WRITTEN REQUEST:
Below are the records; pull every line that includes "явления".

RECORDS SHOWN:
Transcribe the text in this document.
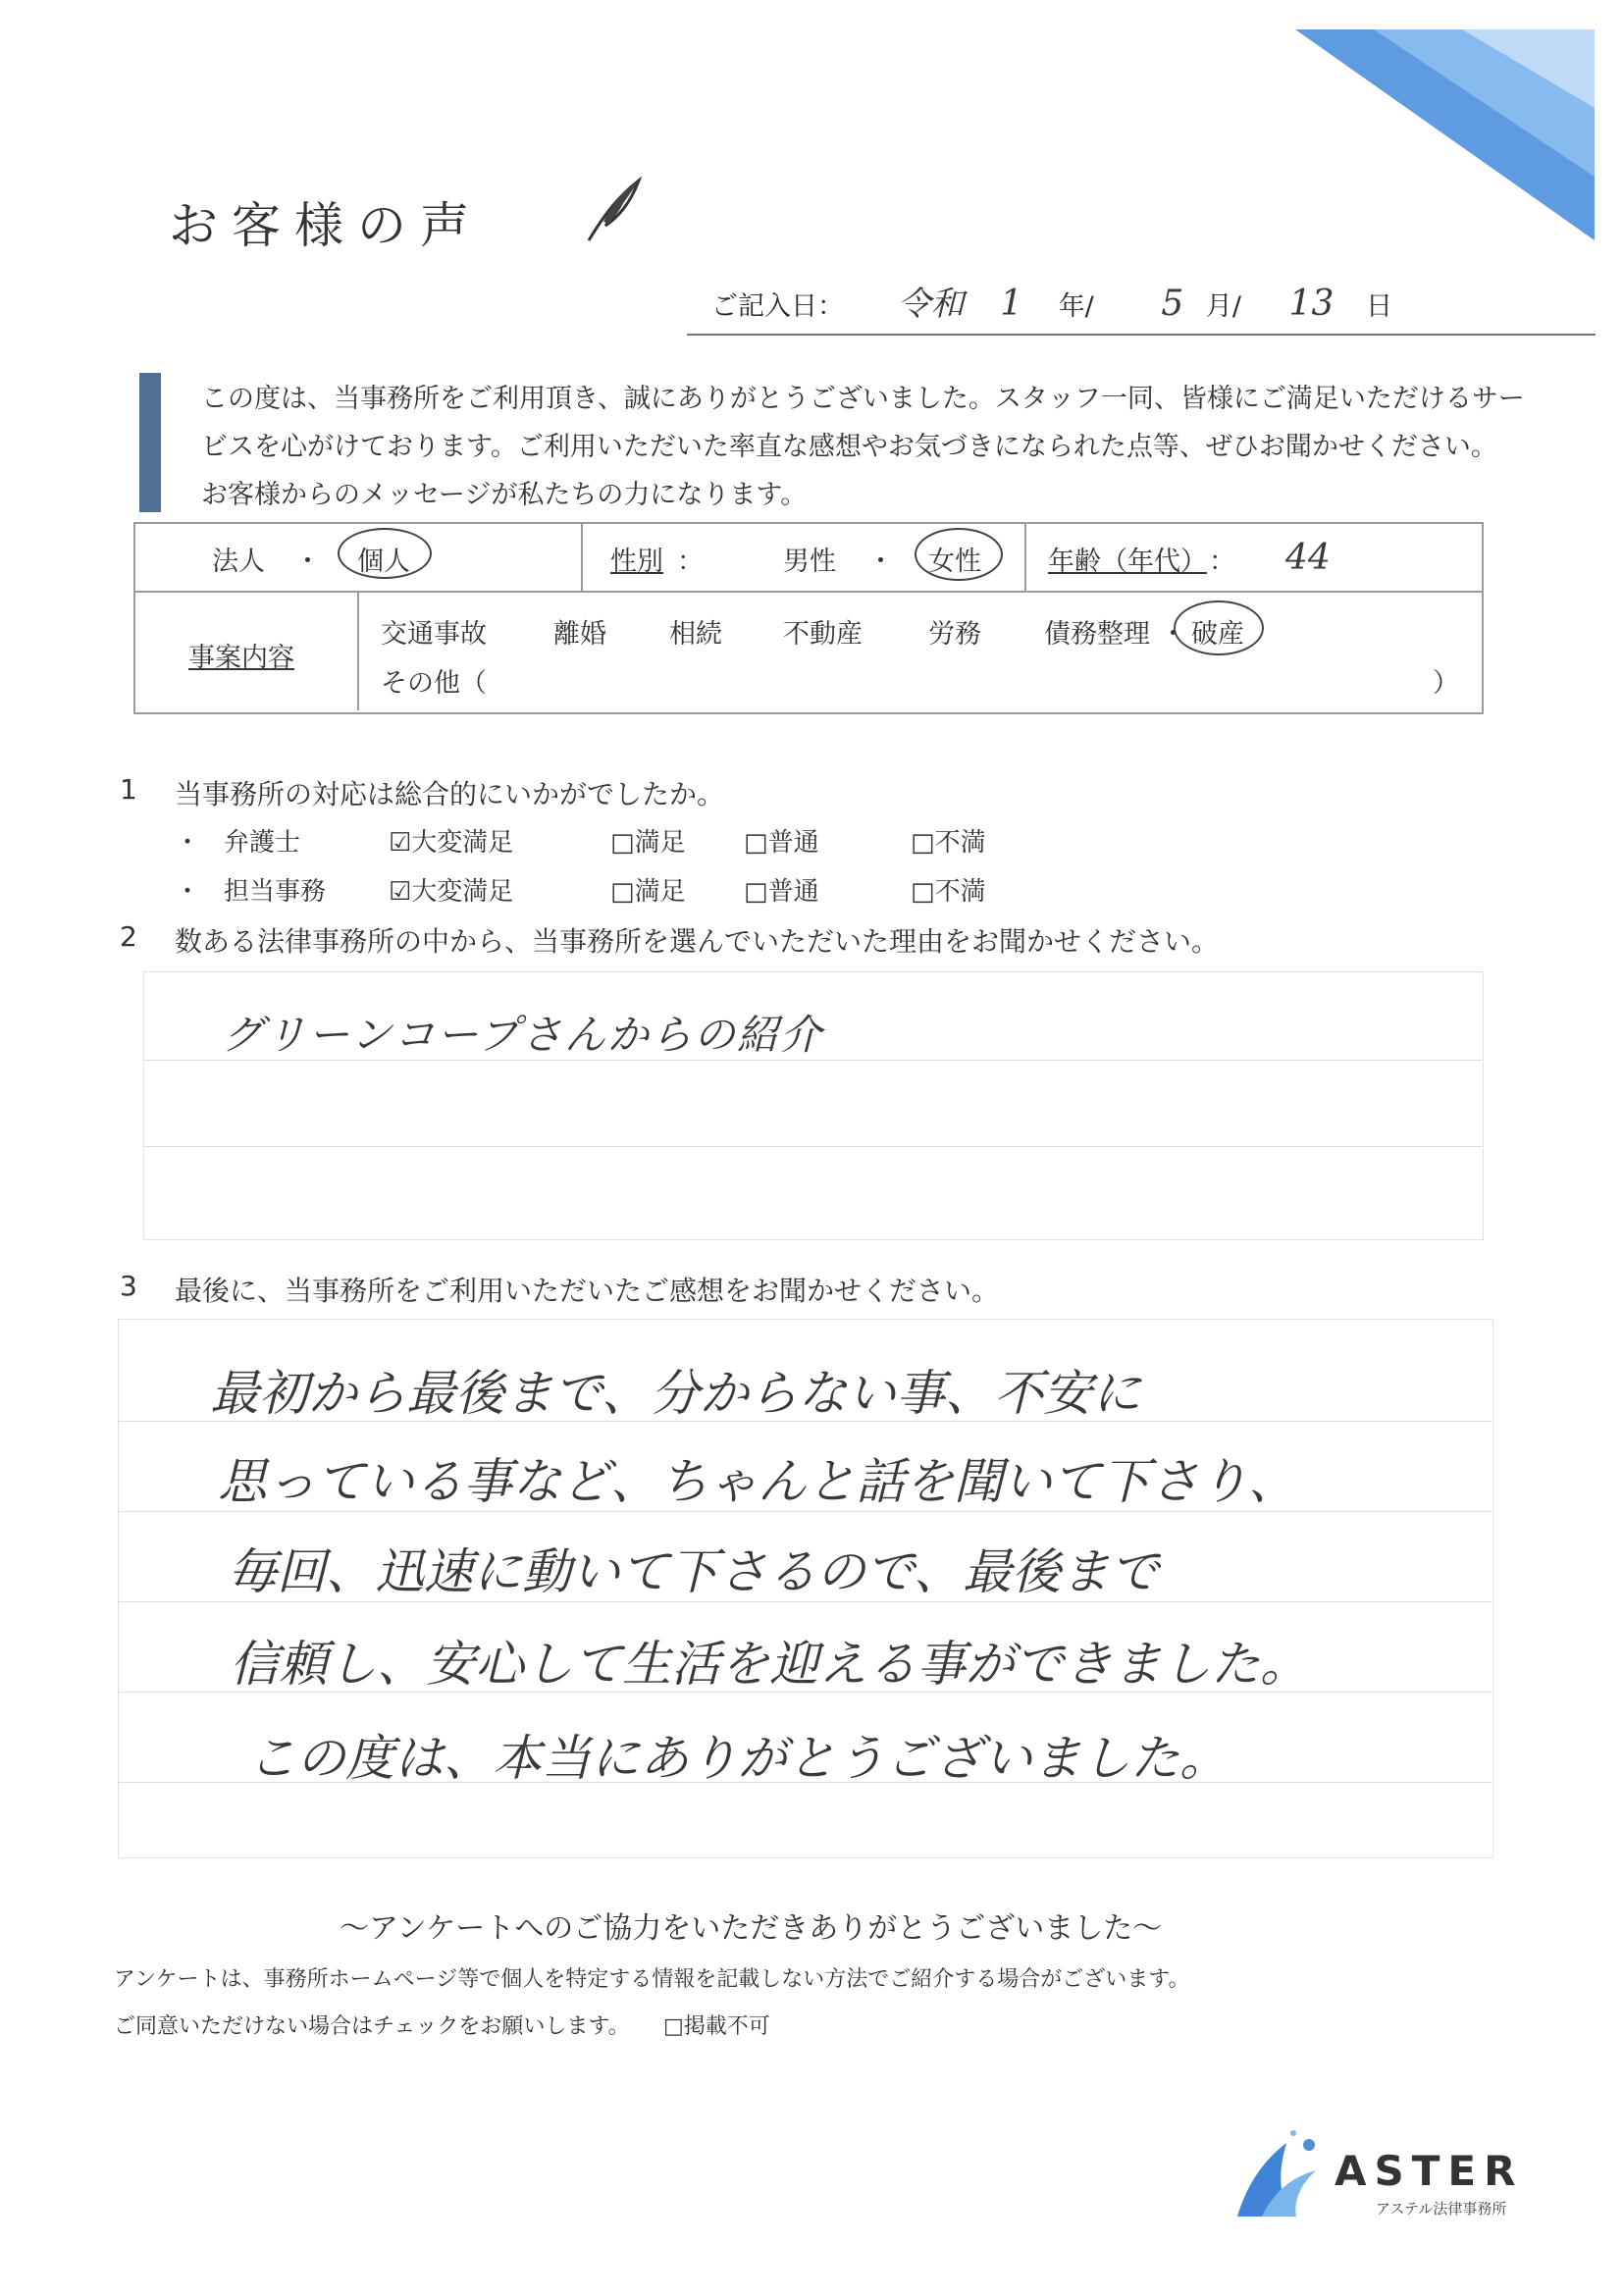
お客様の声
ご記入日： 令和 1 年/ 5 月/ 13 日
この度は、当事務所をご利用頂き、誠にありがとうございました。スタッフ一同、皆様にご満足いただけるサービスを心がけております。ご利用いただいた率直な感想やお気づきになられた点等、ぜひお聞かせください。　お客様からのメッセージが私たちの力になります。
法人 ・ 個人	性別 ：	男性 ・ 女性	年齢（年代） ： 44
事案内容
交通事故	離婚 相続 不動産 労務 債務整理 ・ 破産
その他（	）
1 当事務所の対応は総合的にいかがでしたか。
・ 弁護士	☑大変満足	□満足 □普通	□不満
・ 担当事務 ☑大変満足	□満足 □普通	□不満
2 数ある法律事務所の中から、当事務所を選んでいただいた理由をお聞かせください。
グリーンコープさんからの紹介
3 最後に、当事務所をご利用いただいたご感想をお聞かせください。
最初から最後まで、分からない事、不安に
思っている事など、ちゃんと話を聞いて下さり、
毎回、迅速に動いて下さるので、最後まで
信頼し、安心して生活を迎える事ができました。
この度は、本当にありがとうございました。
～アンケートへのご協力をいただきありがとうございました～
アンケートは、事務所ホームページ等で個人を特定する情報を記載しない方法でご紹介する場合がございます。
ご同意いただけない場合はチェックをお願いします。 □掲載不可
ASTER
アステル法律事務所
--
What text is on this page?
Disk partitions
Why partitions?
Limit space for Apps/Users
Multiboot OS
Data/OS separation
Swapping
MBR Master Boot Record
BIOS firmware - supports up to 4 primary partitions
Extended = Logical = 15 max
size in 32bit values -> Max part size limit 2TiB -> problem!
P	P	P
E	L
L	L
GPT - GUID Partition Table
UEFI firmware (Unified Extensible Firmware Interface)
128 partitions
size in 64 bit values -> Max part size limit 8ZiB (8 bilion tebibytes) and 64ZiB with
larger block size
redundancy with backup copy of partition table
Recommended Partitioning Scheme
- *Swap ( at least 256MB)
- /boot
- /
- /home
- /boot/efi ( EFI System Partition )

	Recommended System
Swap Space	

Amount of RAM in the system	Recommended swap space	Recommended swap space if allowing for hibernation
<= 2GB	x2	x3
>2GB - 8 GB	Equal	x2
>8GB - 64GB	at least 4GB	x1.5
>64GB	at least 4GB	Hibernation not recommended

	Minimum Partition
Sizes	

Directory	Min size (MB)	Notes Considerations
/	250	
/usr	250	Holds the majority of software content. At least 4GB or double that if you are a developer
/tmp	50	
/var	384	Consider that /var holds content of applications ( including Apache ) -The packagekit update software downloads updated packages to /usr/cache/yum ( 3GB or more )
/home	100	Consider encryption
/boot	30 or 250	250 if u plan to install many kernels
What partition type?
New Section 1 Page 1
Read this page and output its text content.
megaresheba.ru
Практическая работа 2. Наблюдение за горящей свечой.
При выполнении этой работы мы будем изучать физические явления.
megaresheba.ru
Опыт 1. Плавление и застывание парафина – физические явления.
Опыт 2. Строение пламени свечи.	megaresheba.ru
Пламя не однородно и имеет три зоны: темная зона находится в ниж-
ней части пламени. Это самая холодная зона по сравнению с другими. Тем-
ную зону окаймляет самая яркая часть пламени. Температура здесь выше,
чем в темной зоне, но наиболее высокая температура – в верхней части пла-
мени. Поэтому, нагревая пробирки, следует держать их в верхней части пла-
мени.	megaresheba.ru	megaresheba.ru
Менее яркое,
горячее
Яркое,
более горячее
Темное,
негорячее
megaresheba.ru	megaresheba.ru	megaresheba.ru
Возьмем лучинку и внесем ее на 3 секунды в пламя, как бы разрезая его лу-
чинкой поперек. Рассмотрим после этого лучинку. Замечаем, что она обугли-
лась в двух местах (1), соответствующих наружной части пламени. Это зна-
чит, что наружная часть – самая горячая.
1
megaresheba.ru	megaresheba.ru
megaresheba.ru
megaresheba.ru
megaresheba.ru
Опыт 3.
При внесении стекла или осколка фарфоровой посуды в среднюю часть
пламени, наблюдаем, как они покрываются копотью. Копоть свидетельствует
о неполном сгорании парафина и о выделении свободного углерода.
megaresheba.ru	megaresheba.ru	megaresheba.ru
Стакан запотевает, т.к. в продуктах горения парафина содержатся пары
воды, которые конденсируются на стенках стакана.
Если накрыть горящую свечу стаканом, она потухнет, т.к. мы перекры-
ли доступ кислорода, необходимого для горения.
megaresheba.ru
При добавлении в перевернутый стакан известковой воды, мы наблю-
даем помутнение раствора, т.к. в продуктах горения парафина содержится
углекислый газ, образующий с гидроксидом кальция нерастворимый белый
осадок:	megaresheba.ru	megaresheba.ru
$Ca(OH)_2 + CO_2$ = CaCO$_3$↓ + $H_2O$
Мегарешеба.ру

REPLY TO THE EXERCISE:
При выполнении этой работы мы будем изучать физические явления.
Опыт 1. Плавление и застывание парафина – физические явления.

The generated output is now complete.